WORK TO BE COMPLETED —
Return the line containing "Read all visible content and emit it as JSON." and all lines after it exactly; stop at the end of the material.

EXTRACTED DATA —
+-------+

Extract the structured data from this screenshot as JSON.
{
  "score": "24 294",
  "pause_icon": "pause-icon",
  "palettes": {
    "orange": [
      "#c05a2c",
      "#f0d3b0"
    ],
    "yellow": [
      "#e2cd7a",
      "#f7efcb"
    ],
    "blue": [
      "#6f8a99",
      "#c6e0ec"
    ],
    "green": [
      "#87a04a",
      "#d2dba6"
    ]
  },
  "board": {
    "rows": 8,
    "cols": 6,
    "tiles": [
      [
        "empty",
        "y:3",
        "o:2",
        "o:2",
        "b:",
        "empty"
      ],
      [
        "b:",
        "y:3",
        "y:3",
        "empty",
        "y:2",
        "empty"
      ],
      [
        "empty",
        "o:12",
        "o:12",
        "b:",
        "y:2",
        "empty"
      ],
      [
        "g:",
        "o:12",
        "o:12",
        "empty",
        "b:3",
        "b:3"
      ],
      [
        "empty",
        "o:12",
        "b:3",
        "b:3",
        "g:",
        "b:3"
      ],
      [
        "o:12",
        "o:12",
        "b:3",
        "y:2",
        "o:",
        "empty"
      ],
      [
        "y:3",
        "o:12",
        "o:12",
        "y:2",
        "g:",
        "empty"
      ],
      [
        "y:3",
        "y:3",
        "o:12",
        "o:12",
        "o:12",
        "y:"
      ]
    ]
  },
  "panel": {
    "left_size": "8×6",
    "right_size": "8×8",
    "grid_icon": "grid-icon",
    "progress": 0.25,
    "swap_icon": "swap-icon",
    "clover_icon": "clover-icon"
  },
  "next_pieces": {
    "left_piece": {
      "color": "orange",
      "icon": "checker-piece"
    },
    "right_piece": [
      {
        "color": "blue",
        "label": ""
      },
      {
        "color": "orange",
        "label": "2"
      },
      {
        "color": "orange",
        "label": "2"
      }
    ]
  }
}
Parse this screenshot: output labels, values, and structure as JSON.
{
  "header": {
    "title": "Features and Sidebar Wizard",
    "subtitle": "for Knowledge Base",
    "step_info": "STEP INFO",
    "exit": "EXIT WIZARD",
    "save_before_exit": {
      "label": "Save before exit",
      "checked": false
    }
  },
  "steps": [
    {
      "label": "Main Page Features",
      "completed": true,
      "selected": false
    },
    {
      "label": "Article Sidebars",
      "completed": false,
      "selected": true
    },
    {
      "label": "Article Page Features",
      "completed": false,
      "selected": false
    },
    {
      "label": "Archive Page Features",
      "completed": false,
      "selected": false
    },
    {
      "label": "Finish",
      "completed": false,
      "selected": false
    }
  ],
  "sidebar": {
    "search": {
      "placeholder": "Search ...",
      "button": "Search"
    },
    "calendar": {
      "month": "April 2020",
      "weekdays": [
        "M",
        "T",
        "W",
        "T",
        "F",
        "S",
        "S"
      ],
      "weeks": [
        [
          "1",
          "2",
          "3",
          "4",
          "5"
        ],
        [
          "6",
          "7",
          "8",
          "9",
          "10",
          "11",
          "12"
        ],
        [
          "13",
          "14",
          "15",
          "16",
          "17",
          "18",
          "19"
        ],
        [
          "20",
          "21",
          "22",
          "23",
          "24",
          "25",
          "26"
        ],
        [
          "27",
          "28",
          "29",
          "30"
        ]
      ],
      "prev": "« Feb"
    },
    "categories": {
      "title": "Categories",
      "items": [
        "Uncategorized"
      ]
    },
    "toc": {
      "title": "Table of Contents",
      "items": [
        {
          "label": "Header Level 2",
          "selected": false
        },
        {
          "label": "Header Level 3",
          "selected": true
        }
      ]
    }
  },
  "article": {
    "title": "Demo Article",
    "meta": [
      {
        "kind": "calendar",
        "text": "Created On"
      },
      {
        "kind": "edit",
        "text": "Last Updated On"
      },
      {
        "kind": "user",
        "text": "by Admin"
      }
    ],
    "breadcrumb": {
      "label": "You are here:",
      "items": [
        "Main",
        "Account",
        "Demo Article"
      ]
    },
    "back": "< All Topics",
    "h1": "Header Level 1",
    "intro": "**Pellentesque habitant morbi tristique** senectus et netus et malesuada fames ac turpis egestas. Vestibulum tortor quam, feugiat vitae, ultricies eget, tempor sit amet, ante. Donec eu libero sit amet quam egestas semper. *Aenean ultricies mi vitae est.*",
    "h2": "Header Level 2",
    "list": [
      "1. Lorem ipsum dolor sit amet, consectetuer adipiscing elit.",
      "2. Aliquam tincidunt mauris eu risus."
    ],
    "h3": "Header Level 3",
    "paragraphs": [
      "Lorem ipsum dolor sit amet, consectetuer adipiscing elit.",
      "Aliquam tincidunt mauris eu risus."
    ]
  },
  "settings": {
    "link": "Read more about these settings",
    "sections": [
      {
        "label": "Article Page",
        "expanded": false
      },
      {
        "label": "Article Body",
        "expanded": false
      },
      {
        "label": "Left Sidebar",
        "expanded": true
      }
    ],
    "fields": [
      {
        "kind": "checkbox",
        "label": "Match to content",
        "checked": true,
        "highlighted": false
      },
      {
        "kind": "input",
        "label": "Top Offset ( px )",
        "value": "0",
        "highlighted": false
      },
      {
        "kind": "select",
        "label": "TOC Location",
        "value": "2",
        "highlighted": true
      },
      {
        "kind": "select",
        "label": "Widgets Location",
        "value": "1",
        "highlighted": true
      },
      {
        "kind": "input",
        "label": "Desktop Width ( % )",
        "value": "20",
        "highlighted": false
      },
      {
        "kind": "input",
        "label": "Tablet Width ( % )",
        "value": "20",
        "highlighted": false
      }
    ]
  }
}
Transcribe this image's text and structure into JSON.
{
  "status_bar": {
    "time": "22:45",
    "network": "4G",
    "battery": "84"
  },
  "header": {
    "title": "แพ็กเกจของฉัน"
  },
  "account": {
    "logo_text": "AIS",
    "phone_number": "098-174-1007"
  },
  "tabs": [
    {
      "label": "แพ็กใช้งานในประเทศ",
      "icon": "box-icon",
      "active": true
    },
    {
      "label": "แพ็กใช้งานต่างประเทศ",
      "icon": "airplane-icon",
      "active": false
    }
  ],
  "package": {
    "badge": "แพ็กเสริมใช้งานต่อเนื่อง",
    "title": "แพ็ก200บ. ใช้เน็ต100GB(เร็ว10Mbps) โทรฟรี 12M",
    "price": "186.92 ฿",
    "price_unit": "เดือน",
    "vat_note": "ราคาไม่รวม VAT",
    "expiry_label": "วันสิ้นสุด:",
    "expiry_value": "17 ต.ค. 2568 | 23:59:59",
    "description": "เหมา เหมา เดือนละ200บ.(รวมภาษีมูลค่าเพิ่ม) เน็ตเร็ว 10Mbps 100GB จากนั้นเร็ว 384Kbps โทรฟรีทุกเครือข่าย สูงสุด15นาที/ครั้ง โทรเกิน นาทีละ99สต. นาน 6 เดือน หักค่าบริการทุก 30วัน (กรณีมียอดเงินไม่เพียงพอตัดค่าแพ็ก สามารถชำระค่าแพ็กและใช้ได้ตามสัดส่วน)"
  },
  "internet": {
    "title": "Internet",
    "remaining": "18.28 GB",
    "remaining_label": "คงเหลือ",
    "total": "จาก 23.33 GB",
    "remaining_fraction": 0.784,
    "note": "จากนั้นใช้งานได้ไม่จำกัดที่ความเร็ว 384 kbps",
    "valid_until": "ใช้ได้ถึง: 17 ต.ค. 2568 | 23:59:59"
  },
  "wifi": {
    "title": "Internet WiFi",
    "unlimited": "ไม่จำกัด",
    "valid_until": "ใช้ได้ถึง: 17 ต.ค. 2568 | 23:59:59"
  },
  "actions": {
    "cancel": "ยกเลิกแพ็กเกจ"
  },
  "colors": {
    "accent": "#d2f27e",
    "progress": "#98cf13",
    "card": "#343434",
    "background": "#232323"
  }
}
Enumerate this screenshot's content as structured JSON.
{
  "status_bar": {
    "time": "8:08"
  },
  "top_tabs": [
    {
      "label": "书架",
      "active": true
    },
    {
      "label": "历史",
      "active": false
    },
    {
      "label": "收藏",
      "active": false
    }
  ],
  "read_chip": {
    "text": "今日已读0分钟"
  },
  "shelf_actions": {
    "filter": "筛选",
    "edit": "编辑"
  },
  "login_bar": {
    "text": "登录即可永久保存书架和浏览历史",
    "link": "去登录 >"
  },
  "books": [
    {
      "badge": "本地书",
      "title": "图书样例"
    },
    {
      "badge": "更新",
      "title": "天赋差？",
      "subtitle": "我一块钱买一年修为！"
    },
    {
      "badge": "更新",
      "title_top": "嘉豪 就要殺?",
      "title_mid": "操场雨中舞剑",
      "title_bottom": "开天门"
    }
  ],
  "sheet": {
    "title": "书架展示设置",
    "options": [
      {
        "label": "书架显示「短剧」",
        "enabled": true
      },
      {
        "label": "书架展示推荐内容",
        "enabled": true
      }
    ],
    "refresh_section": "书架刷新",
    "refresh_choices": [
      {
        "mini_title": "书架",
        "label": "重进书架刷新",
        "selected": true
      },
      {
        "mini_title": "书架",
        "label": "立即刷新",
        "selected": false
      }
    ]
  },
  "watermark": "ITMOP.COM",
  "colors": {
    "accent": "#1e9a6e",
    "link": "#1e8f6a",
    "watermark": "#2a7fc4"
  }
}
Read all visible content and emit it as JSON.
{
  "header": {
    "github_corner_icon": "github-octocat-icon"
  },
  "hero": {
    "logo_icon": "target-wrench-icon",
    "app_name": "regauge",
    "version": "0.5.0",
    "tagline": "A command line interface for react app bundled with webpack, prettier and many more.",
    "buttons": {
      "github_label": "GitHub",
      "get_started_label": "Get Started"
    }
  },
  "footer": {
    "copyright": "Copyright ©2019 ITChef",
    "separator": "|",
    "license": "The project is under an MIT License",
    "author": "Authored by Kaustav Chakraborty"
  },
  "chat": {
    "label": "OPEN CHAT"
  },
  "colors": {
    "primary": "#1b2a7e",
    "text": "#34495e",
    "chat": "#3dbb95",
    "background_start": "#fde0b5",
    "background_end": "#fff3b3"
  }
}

+-------+

WRITTEN ANSWER —
Read all visible content and emit it as JSON.
{
  "header": {
    "github_corner_icon": "github-octocat-icon"
  },
  "hero": {
    "logo_icon": "target-wrench-icon",
    "app_name": "regauge",
    "version": "0.5.0",
    "tagline": "A command line interface for react app bundled with webpack, prettier and many more.",
    "buttons": {
      "github_label": "GitHub",
      "get_started_label": "Get Started"
    }
  },
  "footer": {
    "copyright": "Copyright ©2019 ITChef",
    "separator": "|",
    "license": "The project is under an MIT License",
    "author": "Authored by Kaustav Chakraborty"
  },
  "chat": {
    "label": "OPEN CHAT"
  },
  "colors": {
    "primary": "#1b2a7e",
    "text": "#34495e",
    "chat": "#3dbb95",
    "background_start": "#fde0b5",
    "background_end": "#fff3b3"
  }
}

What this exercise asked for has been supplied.